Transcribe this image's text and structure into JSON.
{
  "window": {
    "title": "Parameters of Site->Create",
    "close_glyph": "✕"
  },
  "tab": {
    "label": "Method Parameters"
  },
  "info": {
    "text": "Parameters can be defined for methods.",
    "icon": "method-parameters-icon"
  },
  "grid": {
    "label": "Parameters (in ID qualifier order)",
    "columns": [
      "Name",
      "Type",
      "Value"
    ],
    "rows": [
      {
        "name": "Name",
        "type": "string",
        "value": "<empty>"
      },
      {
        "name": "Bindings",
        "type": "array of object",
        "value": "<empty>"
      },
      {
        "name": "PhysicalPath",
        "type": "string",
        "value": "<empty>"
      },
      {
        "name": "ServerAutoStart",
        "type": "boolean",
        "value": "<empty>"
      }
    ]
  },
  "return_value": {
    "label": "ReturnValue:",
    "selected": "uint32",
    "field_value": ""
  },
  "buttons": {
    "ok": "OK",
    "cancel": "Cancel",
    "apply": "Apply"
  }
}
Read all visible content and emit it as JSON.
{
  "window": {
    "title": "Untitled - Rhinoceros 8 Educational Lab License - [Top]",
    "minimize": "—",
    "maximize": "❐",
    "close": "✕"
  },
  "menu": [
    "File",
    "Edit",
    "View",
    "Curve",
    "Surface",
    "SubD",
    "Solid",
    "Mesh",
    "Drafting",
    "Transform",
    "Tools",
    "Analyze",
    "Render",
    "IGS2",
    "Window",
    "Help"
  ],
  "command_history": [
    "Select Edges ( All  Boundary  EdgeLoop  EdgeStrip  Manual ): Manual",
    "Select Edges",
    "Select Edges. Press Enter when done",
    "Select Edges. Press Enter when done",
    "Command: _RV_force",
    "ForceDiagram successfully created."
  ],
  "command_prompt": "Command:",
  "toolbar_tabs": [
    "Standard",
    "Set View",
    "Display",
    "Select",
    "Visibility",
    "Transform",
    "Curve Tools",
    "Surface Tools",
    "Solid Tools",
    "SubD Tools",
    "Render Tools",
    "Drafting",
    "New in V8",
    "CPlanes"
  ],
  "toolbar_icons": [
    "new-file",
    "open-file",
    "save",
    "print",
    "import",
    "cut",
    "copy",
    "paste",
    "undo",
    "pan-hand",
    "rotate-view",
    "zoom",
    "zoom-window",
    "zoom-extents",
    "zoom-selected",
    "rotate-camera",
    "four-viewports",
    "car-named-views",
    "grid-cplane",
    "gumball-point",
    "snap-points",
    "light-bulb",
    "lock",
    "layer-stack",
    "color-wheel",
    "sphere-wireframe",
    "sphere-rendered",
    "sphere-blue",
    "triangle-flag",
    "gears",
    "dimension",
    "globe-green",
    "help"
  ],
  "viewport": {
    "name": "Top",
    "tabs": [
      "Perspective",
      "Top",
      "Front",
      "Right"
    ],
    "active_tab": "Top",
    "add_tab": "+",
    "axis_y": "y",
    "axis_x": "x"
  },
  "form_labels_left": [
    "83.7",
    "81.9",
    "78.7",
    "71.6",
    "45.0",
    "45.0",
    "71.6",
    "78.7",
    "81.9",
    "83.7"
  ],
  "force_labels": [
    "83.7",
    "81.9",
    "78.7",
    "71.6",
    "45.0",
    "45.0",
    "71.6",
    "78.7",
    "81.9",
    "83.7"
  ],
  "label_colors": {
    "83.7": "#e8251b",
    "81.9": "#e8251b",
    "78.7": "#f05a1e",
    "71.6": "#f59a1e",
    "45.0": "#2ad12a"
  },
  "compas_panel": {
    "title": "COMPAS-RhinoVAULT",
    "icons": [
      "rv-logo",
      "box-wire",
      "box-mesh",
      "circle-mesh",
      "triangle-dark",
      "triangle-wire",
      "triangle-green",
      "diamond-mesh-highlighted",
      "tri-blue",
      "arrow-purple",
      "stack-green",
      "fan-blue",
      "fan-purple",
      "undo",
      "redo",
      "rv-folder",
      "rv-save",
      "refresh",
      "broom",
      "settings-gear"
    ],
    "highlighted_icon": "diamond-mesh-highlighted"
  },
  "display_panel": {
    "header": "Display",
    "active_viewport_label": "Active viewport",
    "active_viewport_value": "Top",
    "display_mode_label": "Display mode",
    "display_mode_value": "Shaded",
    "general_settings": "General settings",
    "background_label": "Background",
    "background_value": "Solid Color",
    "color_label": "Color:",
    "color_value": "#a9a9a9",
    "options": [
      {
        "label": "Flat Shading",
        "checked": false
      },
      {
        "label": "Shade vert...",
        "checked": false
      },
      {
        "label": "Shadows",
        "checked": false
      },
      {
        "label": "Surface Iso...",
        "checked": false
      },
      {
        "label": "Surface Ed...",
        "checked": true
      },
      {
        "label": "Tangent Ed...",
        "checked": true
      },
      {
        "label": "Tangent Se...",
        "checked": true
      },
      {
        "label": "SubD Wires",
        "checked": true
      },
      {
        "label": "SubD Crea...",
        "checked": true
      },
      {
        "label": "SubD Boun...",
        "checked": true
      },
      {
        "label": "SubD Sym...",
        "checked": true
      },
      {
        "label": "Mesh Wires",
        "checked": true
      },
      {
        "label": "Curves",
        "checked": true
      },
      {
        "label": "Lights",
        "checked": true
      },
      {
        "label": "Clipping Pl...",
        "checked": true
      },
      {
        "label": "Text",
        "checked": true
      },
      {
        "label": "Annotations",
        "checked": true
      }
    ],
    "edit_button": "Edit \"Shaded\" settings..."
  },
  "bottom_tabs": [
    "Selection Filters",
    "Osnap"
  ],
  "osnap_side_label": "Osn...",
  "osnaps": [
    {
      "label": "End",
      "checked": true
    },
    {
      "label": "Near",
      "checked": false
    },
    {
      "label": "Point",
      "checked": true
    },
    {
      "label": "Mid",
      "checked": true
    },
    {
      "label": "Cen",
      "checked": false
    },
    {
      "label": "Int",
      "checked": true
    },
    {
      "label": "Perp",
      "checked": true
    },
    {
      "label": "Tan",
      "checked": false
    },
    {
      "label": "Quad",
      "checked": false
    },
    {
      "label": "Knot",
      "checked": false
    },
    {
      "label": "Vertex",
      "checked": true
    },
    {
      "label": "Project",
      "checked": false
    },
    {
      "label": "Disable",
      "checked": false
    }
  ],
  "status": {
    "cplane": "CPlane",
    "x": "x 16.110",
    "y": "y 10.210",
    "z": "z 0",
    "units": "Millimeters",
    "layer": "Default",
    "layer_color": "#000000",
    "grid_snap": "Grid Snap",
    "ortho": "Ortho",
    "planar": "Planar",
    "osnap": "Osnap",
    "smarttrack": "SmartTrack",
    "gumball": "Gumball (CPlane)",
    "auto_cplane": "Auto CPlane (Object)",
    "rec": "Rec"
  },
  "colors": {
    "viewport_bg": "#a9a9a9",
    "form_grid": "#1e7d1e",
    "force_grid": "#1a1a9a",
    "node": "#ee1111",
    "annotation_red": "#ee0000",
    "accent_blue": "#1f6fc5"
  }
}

▶ [Exercise] Reproduce each line from the records that contains the word "gumball".

▶ [Result below]
    "gumball-point",
    "gumball": "Gumball (CPlane)",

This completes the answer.